_Instructions to follow_. Which lines in the records below contain the word "οὗτος"? Copy each of them.

_Data for the task_.
+++

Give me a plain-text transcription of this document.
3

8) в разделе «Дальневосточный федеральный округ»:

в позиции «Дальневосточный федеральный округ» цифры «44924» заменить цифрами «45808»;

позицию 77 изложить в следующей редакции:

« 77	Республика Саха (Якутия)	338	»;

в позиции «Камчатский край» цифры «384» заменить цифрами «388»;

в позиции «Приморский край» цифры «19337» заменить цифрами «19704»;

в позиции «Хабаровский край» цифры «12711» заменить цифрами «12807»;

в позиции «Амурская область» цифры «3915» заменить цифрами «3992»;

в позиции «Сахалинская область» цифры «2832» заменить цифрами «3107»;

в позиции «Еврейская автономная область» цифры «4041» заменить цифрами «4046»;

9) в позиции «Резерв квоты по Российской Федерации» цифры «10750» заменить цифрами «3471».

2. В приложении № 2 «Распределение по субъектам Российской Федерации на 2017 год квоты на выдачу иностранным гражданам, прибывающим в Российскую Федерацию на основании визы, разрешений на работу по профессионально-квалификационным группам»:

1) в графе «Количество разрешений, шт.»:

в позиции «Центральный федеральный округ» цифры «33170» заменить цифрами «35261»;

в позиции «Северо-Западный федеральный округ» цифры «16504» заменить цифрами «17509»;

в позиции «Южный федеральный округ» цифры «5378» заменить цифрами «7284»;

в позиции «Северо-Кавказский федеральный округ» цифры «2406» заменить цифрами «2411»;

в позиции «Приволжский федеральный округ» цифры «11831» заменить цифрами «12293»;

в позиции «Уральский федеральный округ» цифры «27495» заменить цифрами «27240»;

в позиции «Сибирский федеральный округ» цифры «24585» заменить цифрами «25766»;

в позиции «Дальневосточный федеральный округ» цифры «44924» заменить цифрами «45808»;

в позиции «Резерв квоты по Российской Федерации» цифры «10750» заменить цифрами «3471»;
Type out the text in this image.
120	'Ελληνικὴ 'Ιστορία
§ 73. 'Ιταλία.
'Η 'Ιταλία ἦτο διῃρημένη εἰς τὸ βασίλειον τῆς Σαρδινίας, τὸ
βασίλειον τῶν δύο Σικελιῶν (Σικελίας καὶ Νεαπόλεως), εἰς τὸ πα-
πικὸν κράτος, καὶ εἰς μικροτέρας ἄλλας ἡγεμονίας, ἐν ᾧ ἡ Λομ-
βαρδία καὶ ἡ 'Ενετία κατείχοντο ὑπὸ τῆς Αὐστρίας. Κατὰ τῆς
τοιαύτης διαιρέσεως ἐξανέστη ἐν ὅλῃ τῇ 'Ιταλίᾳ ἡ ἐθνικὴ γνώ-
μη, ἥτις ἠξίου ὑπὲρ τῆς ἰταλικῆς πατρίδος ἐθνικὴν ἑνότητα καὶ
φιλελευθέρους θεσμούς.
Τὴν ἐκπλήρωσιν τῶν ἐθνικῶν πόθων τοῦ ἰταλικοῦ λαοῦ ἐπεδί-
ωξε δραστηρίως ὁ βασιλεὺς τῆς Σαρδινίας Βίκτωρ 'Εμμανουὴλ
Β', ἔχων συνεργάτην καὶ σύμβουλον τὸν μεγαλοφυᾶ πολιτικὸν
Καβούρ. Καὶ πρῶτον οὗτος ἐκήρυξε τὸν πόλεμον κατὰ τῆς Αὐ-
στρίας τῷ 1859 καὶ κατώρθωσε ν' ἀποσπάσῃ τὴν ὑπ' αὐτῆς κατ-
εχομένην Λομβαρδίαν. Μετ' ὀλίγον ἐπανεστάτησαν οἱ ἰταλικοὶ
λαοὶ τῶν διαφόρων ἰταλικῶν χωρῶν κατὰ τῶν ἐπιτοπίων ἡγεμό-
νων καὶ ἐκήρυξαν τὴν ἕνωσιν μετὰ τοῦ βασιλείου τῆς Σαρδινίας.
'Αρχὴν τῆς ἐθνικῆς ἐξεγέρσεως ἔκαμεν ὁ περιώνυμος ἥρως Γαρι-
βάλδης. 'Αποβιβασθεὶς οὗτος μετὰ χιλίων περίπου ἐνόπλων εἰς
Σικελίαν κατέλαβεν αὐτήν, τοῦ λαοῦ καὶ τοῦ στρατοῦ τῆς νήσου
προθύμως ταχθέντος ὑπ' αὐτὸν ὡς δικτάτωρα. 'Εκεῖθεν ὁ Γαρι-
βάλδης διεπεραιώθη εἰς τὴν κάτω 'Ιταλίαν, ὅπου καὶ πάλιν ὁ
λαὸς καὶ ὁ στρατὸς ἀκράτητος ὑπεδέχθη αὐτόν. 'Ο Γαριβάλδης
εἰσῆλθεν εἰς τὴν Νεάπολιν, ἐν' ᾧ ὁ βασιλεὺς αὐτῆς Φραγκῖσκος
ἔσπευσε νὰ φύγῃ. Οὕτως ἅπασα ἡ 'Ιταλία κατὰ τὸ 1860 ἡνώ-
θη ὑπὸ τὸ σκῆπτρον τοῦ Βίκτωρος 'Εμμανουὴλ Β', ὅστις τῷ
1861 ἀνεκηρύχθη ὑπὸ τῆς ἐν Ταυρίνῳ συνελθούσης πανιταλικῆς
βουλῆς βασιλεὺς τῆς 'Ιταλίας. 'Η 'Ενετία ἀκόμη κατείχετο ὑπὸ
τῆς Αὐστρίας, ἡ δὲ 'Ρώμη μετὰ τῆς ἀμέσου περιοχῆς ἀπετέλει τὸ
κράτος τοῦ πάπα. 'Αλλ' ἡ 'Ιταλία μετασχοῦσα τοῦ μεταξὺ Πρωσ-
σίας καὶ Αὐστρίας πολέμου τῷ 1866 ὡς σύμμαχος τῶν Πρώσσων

+++

_Finished answer_.
Καβούρ. Καὶ πρῶτον οὗτος ἐκήρυξε τὸν πόλεμον κατὰ τῆς Αὐ-
βάλδης. 'Αποβιβασθεὶς οὗτος μετὰ χιλίων περίπου ἐνόπλων εἰς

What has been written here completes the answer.